Records excerpted from a collection:
※ ※ ※
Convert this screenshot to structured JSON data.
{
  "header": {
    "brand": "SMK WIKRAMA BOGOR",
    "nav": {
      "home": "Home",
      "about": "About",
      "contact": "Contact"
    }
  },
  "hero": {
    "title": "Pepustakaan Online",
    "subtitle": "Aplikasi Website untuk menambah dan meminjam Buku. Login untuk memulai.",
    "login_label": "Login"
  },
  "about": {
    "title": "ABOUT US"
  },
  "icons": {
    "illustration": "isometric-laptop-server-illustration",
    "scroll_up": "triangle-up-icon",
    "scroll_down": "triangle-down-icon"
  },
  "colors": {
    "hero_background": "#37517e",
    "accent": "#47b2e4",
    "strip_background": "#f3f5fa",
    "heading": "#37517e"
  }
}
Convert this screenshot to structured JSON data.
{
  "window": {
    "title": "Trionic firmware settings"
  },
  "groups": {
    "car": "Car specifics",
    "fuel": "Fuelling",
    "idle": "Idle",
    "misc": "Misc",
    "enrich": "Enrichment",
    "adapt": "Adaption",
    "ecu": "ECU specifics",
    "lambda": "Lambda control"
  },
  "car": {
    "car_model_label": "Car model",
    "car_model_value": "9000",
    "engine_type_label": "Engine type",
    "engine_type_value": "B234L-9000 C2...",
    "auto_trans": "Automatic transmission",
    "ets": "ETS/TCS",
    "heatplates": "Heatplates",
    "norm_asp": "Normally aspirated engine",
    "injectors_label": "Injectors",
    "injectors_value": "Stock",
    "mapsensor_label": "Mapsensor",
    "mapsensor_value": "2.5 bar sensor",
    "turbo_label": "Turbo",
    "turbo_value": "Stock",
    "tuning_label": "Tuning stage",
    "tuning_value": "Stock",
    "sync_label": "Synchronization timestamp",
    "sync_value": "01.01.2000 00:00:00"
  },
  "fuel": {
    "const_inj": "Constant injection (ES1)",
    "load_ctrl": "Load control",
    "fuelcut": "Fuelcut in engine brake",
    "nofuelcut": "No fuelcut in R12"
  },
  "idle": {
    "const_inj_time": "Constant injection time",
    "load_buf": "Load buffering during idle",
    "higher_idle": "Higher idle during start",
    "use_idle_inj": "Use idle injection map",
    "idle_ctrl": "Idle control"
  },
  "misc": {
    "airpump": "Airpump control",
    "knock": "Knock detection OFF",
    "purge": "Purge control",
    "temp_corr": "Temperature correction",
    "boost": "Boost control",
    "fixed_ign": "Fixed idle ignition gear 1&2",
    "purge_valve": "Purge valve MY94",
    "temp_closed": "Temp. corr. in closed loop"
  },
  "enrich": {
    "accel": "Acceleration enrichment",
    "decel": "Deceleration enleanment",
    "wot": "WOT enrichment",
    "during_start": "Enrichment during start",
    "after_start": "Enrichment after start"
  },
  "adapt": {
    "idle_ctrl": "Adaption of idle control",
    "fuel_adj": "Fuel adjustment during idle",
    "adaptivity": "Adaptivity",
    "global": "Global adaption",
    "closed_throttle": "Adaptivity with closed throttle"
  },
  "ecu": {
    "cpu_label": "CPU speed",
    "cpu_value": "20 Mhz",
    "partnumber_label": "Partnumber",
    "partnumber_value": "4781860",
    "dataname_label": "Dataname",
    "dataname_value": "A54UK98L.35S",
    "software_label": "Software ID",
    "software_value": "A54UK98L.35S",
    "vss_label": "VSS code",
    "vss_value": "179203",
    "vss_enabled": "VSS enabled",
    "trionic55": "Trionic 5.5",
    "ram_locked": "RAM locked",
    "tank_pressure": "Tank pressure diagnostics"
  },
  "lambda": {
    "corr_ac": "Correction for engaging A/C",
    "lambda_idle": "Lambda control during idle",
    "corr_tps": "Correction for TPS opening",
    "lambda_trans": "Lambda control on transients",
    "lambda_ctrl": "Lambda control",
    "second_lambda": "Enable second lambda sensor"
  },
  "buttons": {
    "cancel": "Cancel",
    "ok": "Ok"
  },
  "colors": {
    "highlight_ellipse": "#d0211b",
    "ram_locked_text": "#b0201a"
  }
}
※ ※ ※
Which lines hold the word "start"? Show each one.

    "higher_idle": "Higher idle during start",
    "during_start": "Enrichment during start",
    "after_start": "Enrichment after start"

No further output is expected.